# TASK OBJECTIVE
Each record below should be output verbatim, without pictures.

-----

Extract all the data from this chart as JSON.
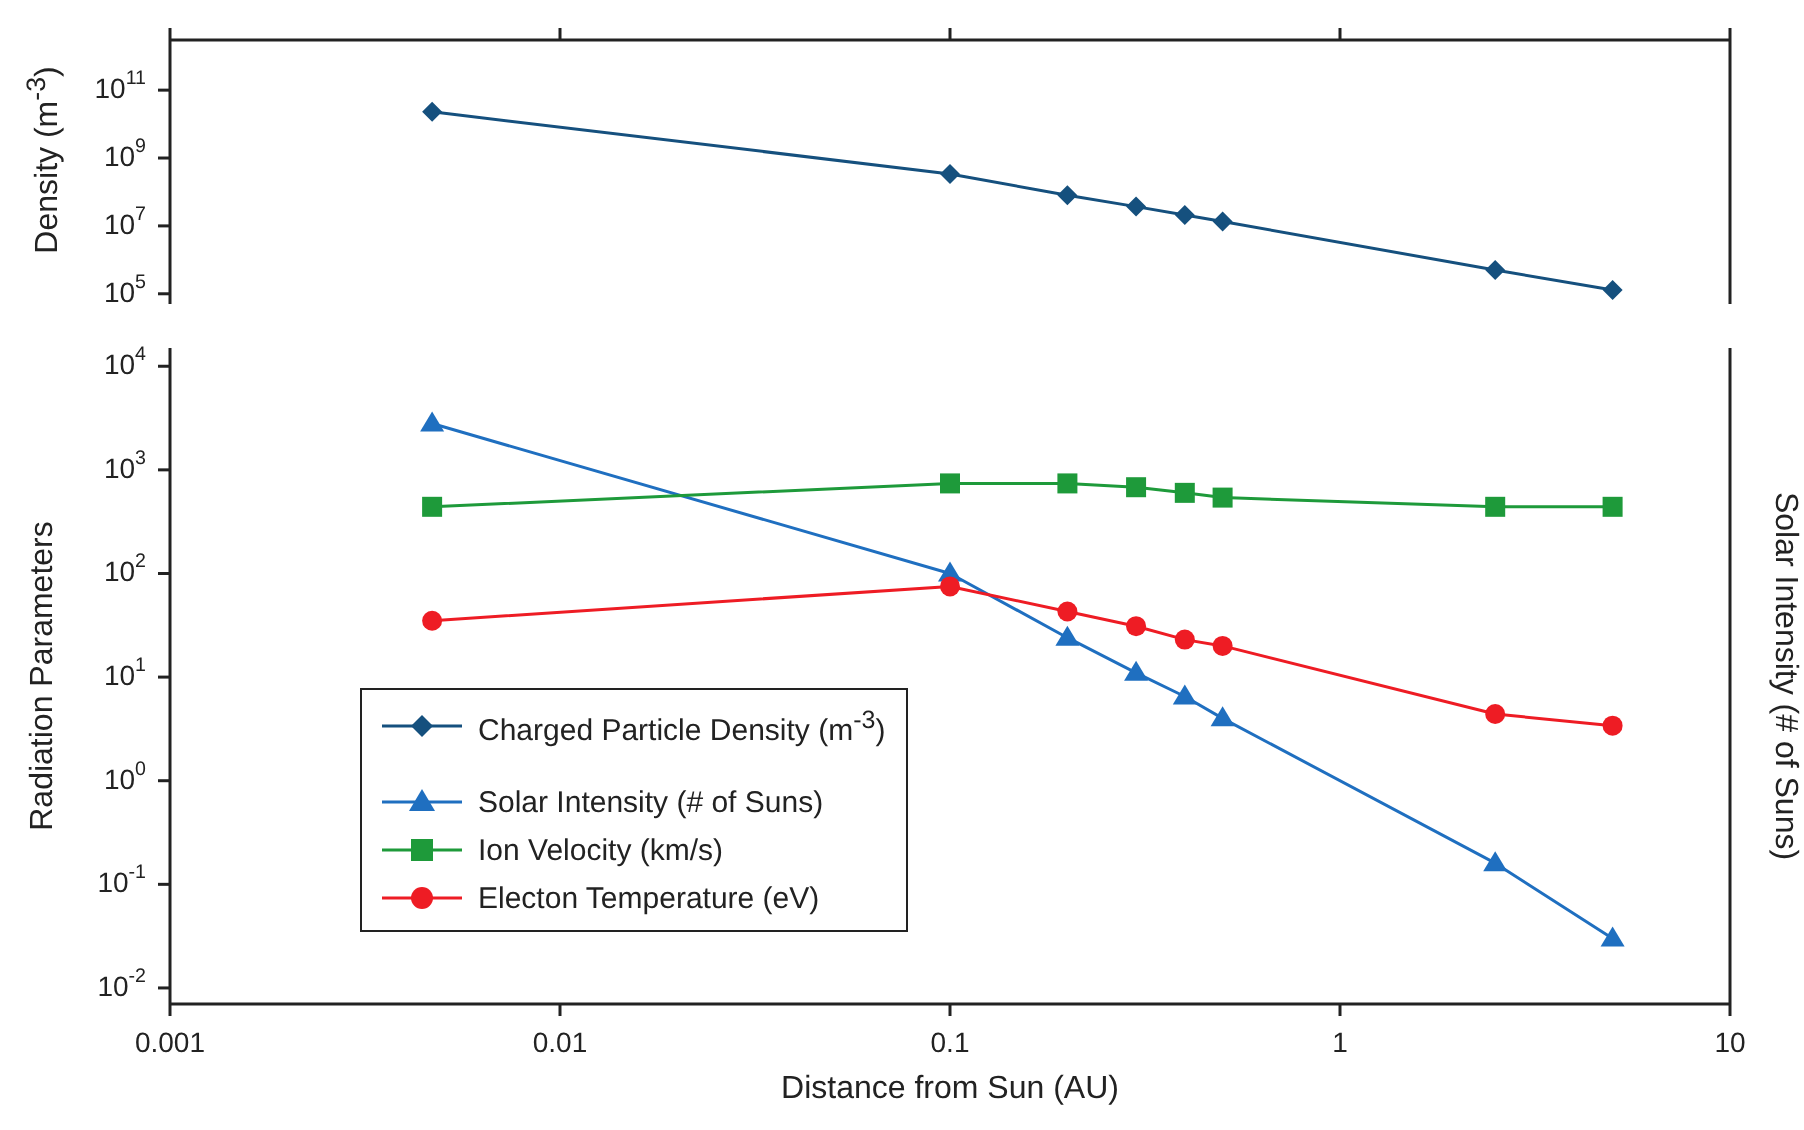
{
  "chart_data": [
    {
      "type": "line",
      "ylabel": "Density (m$^{-3}$)",
      "x": [
        0.0047,
        0.1,
        0.2,
        0.3,
        0.4,
        0.5,
        2.5,
        5
      ],
      "xlim": [
        0.001,
        10
      ],
      "xticks": [
        {
          "value": 0.001,
          "label": null
        },
        {
          "value": 0.01,
          "label": null
        },
        {
          "value": 0.1,
          "label": null
        },
        {
          "value": 1,
          "label": null
        },
        {
          "value": 10,
          "label": null
        }
      ],
      "ylim": [
        50000,
        3000000000000
      ],
      "yticks": [
        {
          "value": 100000,
          "label": "10$^{5}$"
        },
        {
          "value": 10000000,
          "label": "10$^{7}$"
        },
        {
          "value": 1000000000,
          "label": "10$^{9}$"
        },
        {
          "value": 100000000000,
          "label": "10$^{11}$"
        }
      ],
      "log": "xy",
      "tick_labels": "y",
      "line_style": "solid",
      "series": [
        {
          "name": "Charged Particle Density (m$^{-3}$)",
          "color": "#15507e",
          "marker": "diamond",
          "values": [
            23000000000,
            340000000,
            80000000,
            37000000,
            21000000,
            13500000,
            500000,
            130000
          ]
        }
      ]
    },
    {
      "type": "line",
      "xlabel": "Distance from Sun (AU)",
      "ylabel": "Radiation Parameters",
      "y2label": "Solar Intensity (# of Suns)",
      "x": [
        0.0047,
        0.1,
        0.2,
        0.3,
        0.4,
        0.5,
        2.5,
        5
      ],
      "xlim": [
        0.001,
        10
      ],
      "xticks": [
        0.001,
        0.01,
        0.1,
        1,
        10
      ],
      "ylim": [
        0.007,
        15000
      ],
      "yticks": [
        {
          "value": 0.01,
          "label": "10$^{-2}$"
        },
        {
          "value": 0.1,
          "label": "10$^{-1}$"
        },
        {
          "value": 1,
          "label": "10$^{0}$"
        },
        {
          "value": 10,
          "label": "10$^{1}$"
        },
        {
          "value": 100,
          "label": "10$^{2}$"
        },
        {
          "value": 1000,
          "label": "10$^{3}$"
        },
        {
          "value": 10000,
          "label": "10$^{4}$"
        }
      ],
      "log": "xy",
      "legend": "bottom left",
      "line_style": "solid",
      "series": [
        {
          "name": "Solar Intensity (# of Suns)",
          "color": "#1f6fc0",
          "marker": "triangle",
          "values": [
            2800,
            100,
            24,
            11,
            6.5,
            4,
            0.16,
            0.03
          ]
        },
        {
          "name": "Ion Velocity (km/s)",
          "color": "#1e9a3a",
          "marker": "square",
          "values": [
            440,
            740,
            740,
            680,
            600,
            540,
            440,
            440
          ]
        },
        {
          "name": "Electon Temperature (eV)",
          "color": "#ee1c24",
          "marker": "circle",
          "values": [
            35,
            75,
            43,
            31,
            23,
            20,
            4.4,
            3.4
          ]
        }
      ]
    }
  ]
}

-----

# RESPONSE TO THIS EXERCISE
Extract all the data from this chart as JSON.
{
  "chart_data": [
    {
      "type": "line",
      "ylabel": "Density (m$^{-3}$)",
      "x": [
        0.0047,
        0.1,
        0.2,
        0.3,
        0.4,
        0.5,
        2.5,
        5
      ],
      "xlim": [
        0.001,
        10
      ],
      "xticks": [
        {
          "value": 0.001,
          "label": null
        },
        {
          "value": 0.01,
          "label": null
        },
        {
          "value": 0.1,
          "label": null
        },
        {
          "value": 1,
          "label": null
        },
        {
          "value": 10,
          "label": null
        }
      ],
      "ylim": [
        50000,
        3000000000000
      ],
      "yticks": [
        {
          "value": 100000,
          "label": "10$^{5}$"
        },
        {
          "value": 10000000,
          "label": "10$^{7}$"
        },
        {
          "value": 1000000000,
          "label": "10$^{9}$"
        },
        {
          "value": 100000000000,
          "label": "10$^{11}$"
        }
      ],
      "log": "xy",
      "tick_labels": "y",
      "line_style": "solid",
      "series": [
        {
          "name": "Charged Particle Density (m$^{-3}$)",
          "color": "#15507e",
          "marker": "diamond",
          "values": [
            23000000000,
            340000000,
            80000000,
            37000000,
            21000000,
            13500000,
            500000,
            130000
          ]
        }
      ]
    },
    {
      "type": "line",
      "xlabel": "Distance from Sun (AU)",
      "ylabel": "Radiation Parameters",
      "y2label": "Solar Intensity (# of Suns)",
      "x": [
        0.0047,
        0.1,
        0.2,
        0.3,
        0.4,
        0.5,
        2.5,
        5
      ],
      "xlim": [
        0.001,
        10
      ],
      "xticks": [
        0.001,
        0.01,
        0.1,
        1,
        10
      ],
      "ylim": [
        0.007,
        15000
      ],
      "yticks": [
        {
          "value": 0.01,
          "label": "10$^{-2}$"
        },
        {
          "value": 0.1,
          "label": "10$^{-1}$"
        },
        {
          "value": 1,
          "label": "10$^{0}$"
        },
        {
          "value": 10,
          "label": "10$^{1}$"
        },
        {
          "value": 100,
          "label": "10$^{2}$"
        },
        {
          "value": 1000,
          "label": "10$^{3}$"
        },
        {
          "value": 10000,
          "label": "10$^{4}$"
        }
      ],
      "log": "xy",
      "legend": "bottom left",
      "line_style": "solid",
      "series": [
        {
          "name": "Solar Intensity (# of Suns)",
          "color": "#1f6fc0",
          "marker": "triangle",
          "values": [
            2800,
            100,
            24,
            11,
            6.5,
            4,
            0.16,
            0.03
          ]
        },
        {
          "name": "Ion Velocity (km/s)",
          "color": "#1e9a3a",
          "marker": "square",
          "values": [
            440,
            740,
            740,
            680,
            600,
            540,
            440,
            440
          ]
        },
        {
          "name": "Electon Temperature (eV)",
          "color": "#ee1c24",
          "marker": "circle",
          "values": [
            35,
            75,
            43,
            31,
            23,
            20,
            4.4,
            3.4
          ]
        }
      ]
    }
  ]
}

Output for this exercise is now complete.